## begin Material for this task
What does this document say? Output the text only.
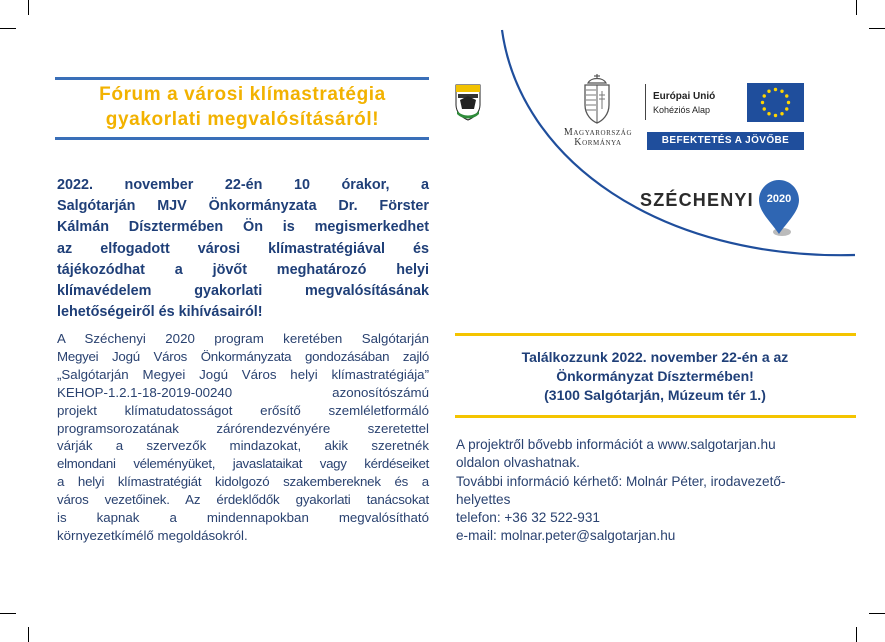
Fórum a városi klímastratégia
gyakorlati megvalósításáról!
2022. november 22-én 10 órakor, a
Salgótarján MJV Önkormányzata Dr. Förster
Kálmán Dísztermében Ön is megismerkedhet
az elfogadott városi klímastratégiával és
tájékozódhat a jövőt meghatározó helyi
klímavédelem gyakorlati megvalósításának
lehetőségeiről és kihívásairól!
A Széchenyi 2020 program keretében Salgótarján
Megyei Jogú Város Önkormányzata gondozásában zajló
„Salgótarján Megyei Jogú Város helyi klímastratégiája”
KEHOP-1.2.1-18-2019-00240 azonosítószámú
projekt klímatudatosságot erősítő szemléletformáló
programsorozatának zárórendezvényére szeretettel
várják a szervezők mindazokat, akik szeretnék
elmondani véleményüket, javaslataikat vagy kérdéseiket
a helyi klímastratégiát kidolgozó szakembereknek és a
város vezetőinek. Az érdeklődők gyakorlati tanácsokat
is kapnak a mindennapokban megvalósítható
környezetkímélő megoldásokról.
Magyarország
Kormánya
Európai Unió
Kohéziós Alap
BEFEKTETÉS A JÖVŐBE
SZÉCHENYI	2020
Találkozzunk 2022. november 22-én a az
Önkormányzat Dísztermében!
(3100 Salgótarján, Múzeum tér 1.)
A projektről bővebb információt a www.salgotarjan.hu
oldalon olvashatnak.
További információ kérhető: Molnár Péter, irodavezető-
helyettes
telefon: +36 32 522-931
e-mail: molnar.peter@salgotarjan.hu
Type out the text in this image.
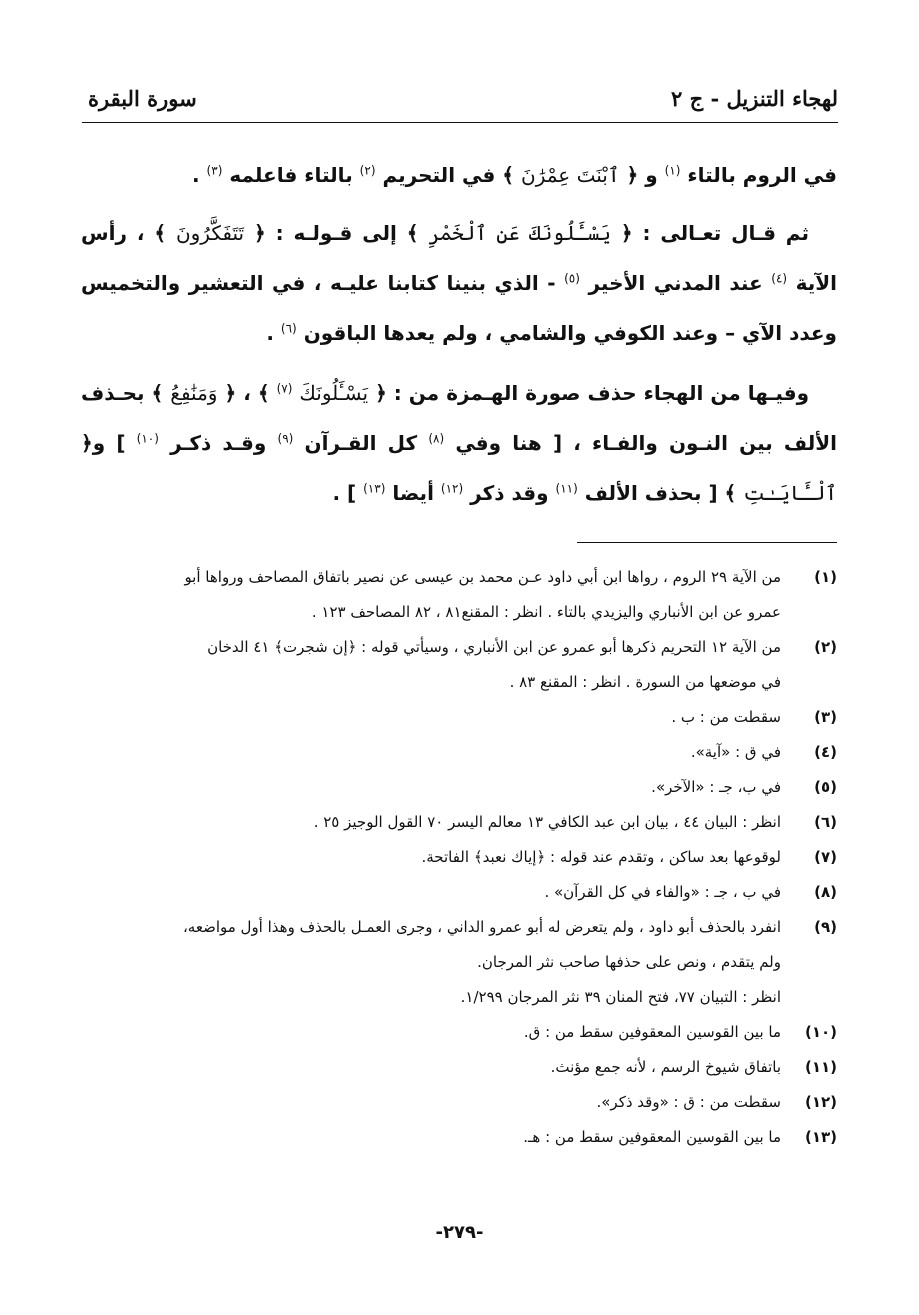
لهجاء التنزيل - ج ٢
سورة البقرة

في الروم بالتاء $^{(١)}$ و ﴿ ٱبْنَتَ عِمْرَٰنَ ﴾ في التحريم $^{(٢)}$ بالتاء فاعلمه $^{(٣)}$ .

ثم قـال تعـالى : ﴿ يَسْـَٔلُونَكَ عَنِ ٱلْخَمْرِ ﴾ إلى قـولـه : ﴿ تَتَفَكَّرُونَ ﴾ ، رأس الآية $^{(٤)}$ عند المدني الأخير $^{(٥)}$ - الذي بنينا كتابنا عليـه ، في التعشير والتخميس وعدد الآي – وعند الكوفي والشامي ، ولم يعدها الباقون $^{(٦)}$ .

وفيـها من الهجاء حذف صورة الهـمزة من : ﴿ يَسْـَٔلُونَكَ $^{(٧)}$ ﴾ ، ﴿ وَمَنَٰفِعُ ﴾ بحـذف الألف بين النـون والفـاء ، [ هنا وفي $^{(٨)}$ كل القـرآن $^{(٩)}$ وقـد ذكـر $^{(١٠)}$ ] و﴿ ٱلْـَٔايَـٰتِ ﴾ [ بحذف الألف $^{(١١)}$ وقد ذكر $^{(١٢)}$ أيضا $^{(١٣)}$ ] .

(١)
من الآية ٢٩ الروم ، رواها ابن أبي داود عـن محمد بن عيسى عن نصير باتفاق المصاحف ورواها أبو
عمرو عن ابن الأنباري واليزيدي بالتاء . انظر : المقنع٨١ ، ٨٢ المصاحف ١٢٣ .
(٢)
من الآية ١٢ التحريم ذكرها أبو عمرو عن ابن الأنباري ، وسيأتي قوله : ﴿إن شجرت﴾ ٤١ الدخان
في موضعها من السورة . انظر : المقنع ٨٣ .
(٣)
سقطت من : ب .
(٤)
في ق : «آية».
(٥)
في ب، جـ : «الآخر».
(٦)
انظر : البيان ٤٤ ، بيان ابن عبد الكافي ١٣ معالم اليسر ٧٠ القول الوجيز ٢٥ .
(٧)
لوقوعها بعد ساكن ، وتقدم عند قوله : ﴿إياك نعبد﴾ الفاتحة.
(٨)
في ب ، جـ : «والفاء في كل القرآن» .
(٩)
انفرد بالحذف أبو داود ، ولم يتعرض له أبو عمرو الداني ، وجرى العمـل بالحذف وهذا أول مواضعه،
ولم يتقدم ، ونص على حذفها صاحب نثر المرجان.
انظر : التبيان ٧٧، فتح المنان ٣٩ نثر المرجان ١/٢٩٩.
(١٠)
ما بين القوسين المعقوفين سقط من : ق.
(١١)
باتفاق شيوخ الرسم ، لأنه جمع مؤنث.
(١٢)
سقطت من : ق : «وقد ذكر».
(١٣)
ما بين القوسين المعقوفين سقط من : هـ.
-٢٧٩-
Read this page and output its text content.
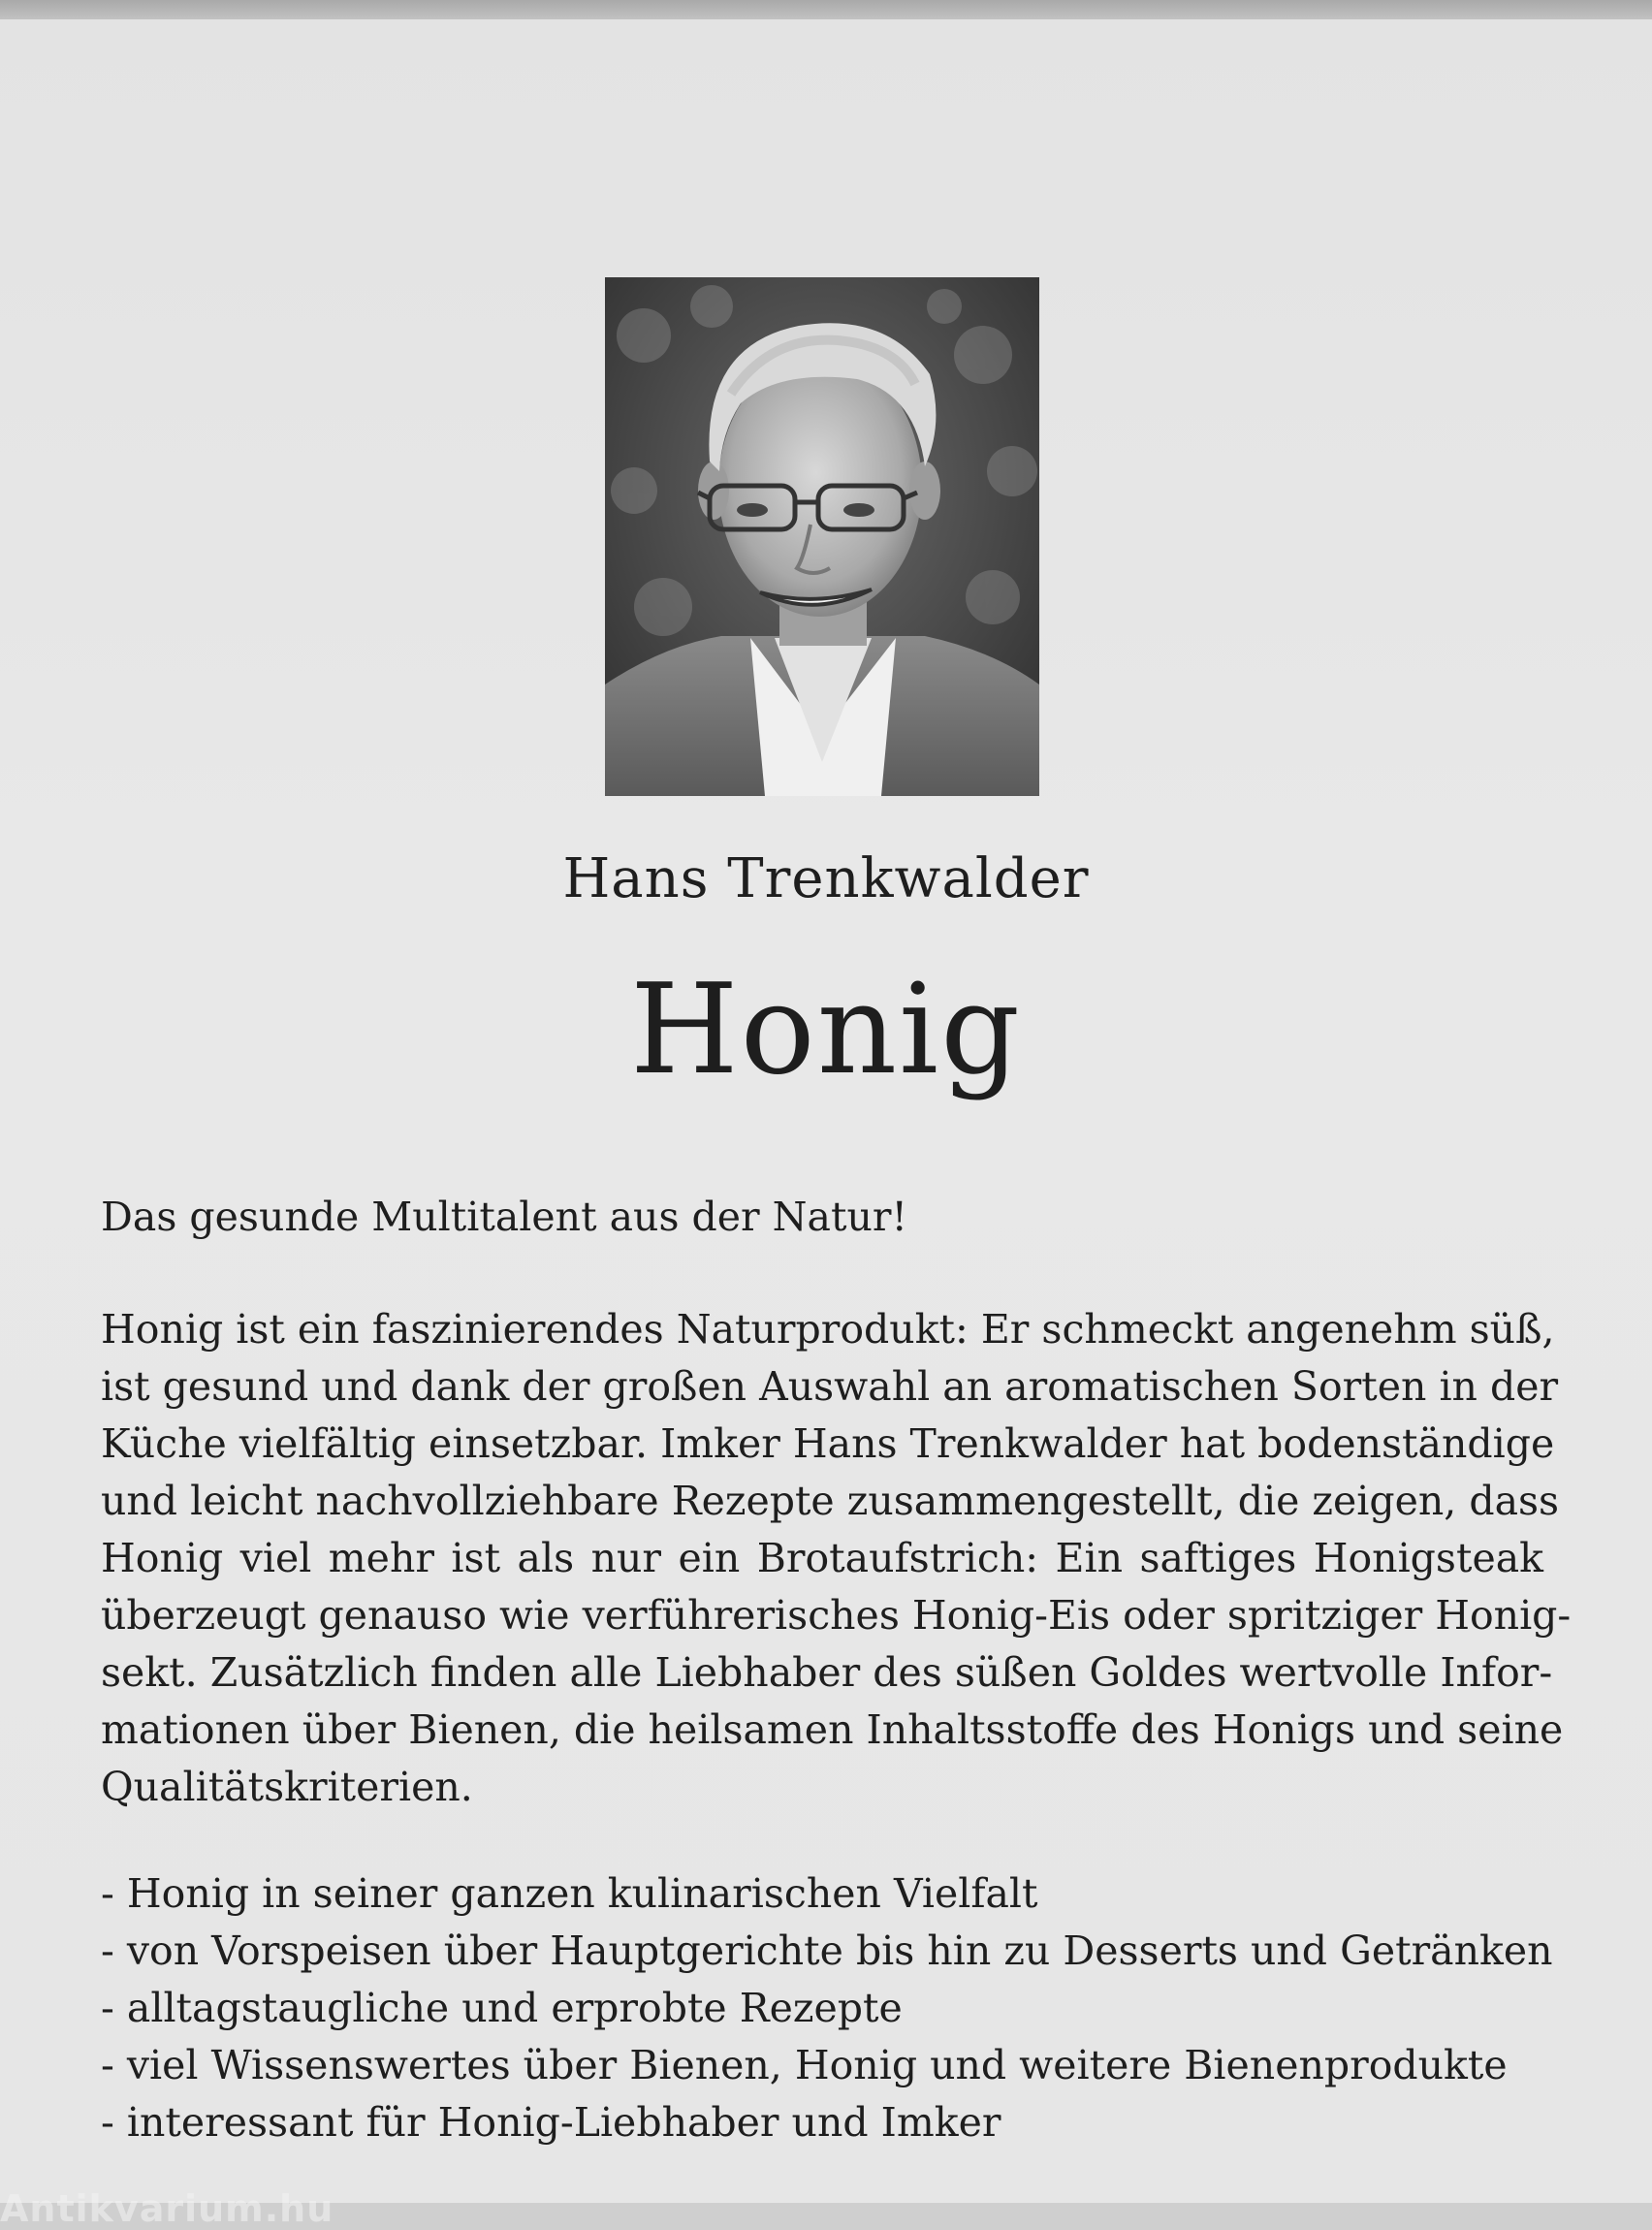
Hans Trenkwalder
Honig
Das gesunde Multitalent aus der Natur!
Honig ist ein faszinierendes Naturprodukt: Er schmeckt angenehm süß,
ist gesund und dank der großen Auswahl an aromatischen Sorten in der
Küche vielfältig einsetzbar. Imker Hans Trenkwalder hat bodenständige
und leicht nachvollziehbare Rezepte zusammengestellt, die zeigen, dass
Honig viel mehr ist als nur ein Brotaufstrich: Ein saftiges Honigsteak
überzeugt genauso wie verführerisches Honig-Eis oder spritziger Honig-
sekt. Zusätzlich finden alle Liebhaber des süßen Goldes wertvolle Infor-
mationen über Bienen, die heilsamen Inhaltsstoffe des Honigs und seine
Qualitätskriterien.
- Honig in seiner ganzen kulinarischen Vielfalt
- von Vorspeisen über Hauptgerichte bis hin zu Desserts und Getränken
- alltagstaugliche und erprobte Rezepte
- viel Wissenswertes über Bienen, Honig und weitere Bienenprodukte
- interessant für Honig-Liebhaber und Imker
Antikvarium.hu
## end Material for this task
◆ **What the task requires**:
Quote the data above in full and without alteration; skip the pictures.

◆ **Result for this exercise**:
What does this document say? Output the text only.
Fórum a városi klímastratégia
gyakorlati megvalósításáról!
2022. november 22-én 10 órakor, a
Salgótarján MJV Önkormányzata Dr. Förster
Kálmán Dísztermében Ön is megismerkedhet
az elfogadott városi klímastratégiával és
tájékozódhat a jövőt meghatározó helyi
klímavédelem gyakorlati megvalósításának
lehetőségeiről és kihívásairól!
A Széchenyi 2020 program keretében Salgótarján
Megyei Jogú Város Önkormányzata gondozásában zajló
„Salgótarján Megyei Jogú Város helyi klímastratégiája”
KEHOP-1.2.1-18-2019-00240 azonosítószámú
projekt klímatudatosságot erősítő szemléletformáló
programsorozatának zárórendezvényére szeretettel
várják a szervezők mindazokat, akik szeretnék
elmondani véleményüket, javaslataikat vagy kérdéseiket
a helyi klímastratégiát kidolgozó szakembereknek és a
város vezetőinek. Az érdeklődők gyakorlati tanácsokat
is kapnak a mindennapokban megvalósítható
környezetkímélő megoldásokról.
Magyarország
Kormánya
Európai Unió
Kohéziós Alap
BEFEKTETÉS A JÖVŐBE
SZÉCHENYI	2020
Találkozzunk 2022. november 22-én a az
Önkormányzat Dísztermében!
(3100 Salgótarján, Múzeum tér 1.)
A projektről bővebb információt a www.salgotarjan.hu
oldalon olvashatnak.
További információ kérhető: Molnár Péter, irodavezető-
helyettes
telefon: +36 32 522-931
e-mail: molnar.peter@salgotarjan.hu
Type out the text in this image.
لهجاء التنزيل - ج ٢
سورة البقرة

في الروم بالتاء $^{(١)}$ و ﴿ ٱبْنَتَ عِمْرَٰنَ ﴾ في التحريم $^{(٢)}$ بالتاء فاعلمه $^{(٣)}$ .

ثم قـال تعـالى : ﴿ يَسْـَٔلُونَكَ عَنِ ٱلْخَمْرِ ﴾ إلى قـولـه : ﴿ تَتَفَكَّرُونَ ﴾ ، رأس الآية $^{(٤)}$ عند المدني الأخير $^{(٥)}$ - الذي بنينا كتابنا عليـه ، في التعشير والتخميس وعدد الآي – وعند الكوفي والشامي ، ولم يعدها الباقون $^{(٦)}$ .

وفيـها من الهجاء حذف صورة الهـمزة من : ﴿ يَسْـَٔلُونَكَ $^{(٧)}$ ﴾ ، ﴿ وَمَنَٰفِعُ ﴾ بحـذف الألف بين النـون والفـاء ، [ هنا وفي $^{(٨)}$ كل القـرآن $^{(٩)}$ وقـد ذكـر $^{(١٠)}$ ] و﴿ ٱلْـَٔايَـٰتِ ﴾ [ بحذف الألف $^{(١١)}$ وقد ذكر $^{(١٢)}$ أيضا $^{(١٣)}$ ] .

(١)
من الآية ٢٩ الروم ، رواها ابن أبي داود عـن محمد بن عيسى عن نصير باتفاق المصاحف ورواها أبو
عمرو عن ابن الأنباري واليزيدي بالتاء . انظر : المقنع٨١ ، ٨٢ المصاحف ١٢٣ .
(٢)
من الآية ١٢ التحريم ذكرها أبو عمرو عن ابن الأنباري ، وسيأتي قوله : ﴿إن شجرت﴾ ٤١ الدخان
في موضعها من السورة . انظر : المقنع ٨٣ .
(٣)
سقطت من : ب .
(٤)
في ق : «آية».
(٥)
في ب، جـ : «الآخر».
(٦)
انظر : البيان ٤٤ ، بيان ابن عبد الكافي ١٣ معالم اليسر ٧٠ القول الوجيز ٢٥ .
(٧)
لوقوعها بعد ساكن ، وتقدم عند قوله : ﴿إياك نعبد﴾ الفاتحة.
(٨)
في ب ، جـ : «والفاء في كل القرآن» .
(٩)
انفرد بالحذف أبو داود ، ولم يتعرض له أبو عمرو الداني ، وجرى العمـل بالحذف وهذا أول مواضعه،
ولم يتقدم ، ونص على حذفها صاحب نثر المرجان.
انظر : التبيان ٧٧، فتح المنان ٣٩ نثر المرجان ١/٢٩٩.
(١٠)
ما بين القوسين المعقوفين سقط من : ق.
(١١)
باتفاق شيوخ الرسم ، لأنه جمع مؤنث.
(١٢)
سقطت من : ق : «وقد ذكر».
(١٣)
ما بين القوسين المعقوفين سقط من : هـ.
-٢٧٩-
Read this page and output its text content.
Hans Trenkwalder
Honig
Das gesunde Multitalent aus der Natur!
Honig ist ein faszinierendes Naturprodukt: Er schmeckt angenehm süß,
ist gesund und dank der großen Auswahl an aromatischen Sorten in der
Küche vielfältig einsetzbar. Imker Hans Trenkwalder hat bodenständige
und leicht nachvollziehbare Rezepte zusammengestellt, die zeigen, dass
Honig viel mehr ist als nur ein Brotaufstrich: Ein saftiges Honigsteak
überzeugt genauso wie verführerisches Honig-Eis oder spritziger Honig-
sekt. Zusätzlich finden alle Liebhaber des süßen Goldes wertvolle Infor-
mationen über Bienen, die heilsamen Inhaltsstoffe des Honigs und seine
Qualitätskriterien.
- Honig in seiner ganzen kulinarischen Vielfalt
- von Vorspeisen über Hauptgerichte bis hin zu Desserts und Getränken
- alltagstaugliche und erprobte Rezepte
- viel Wissenswertes über Bienen, Honig und weitere Bienenprodukte
- interessant für Honig-Liebhaber und Imker
Antikvarium.hu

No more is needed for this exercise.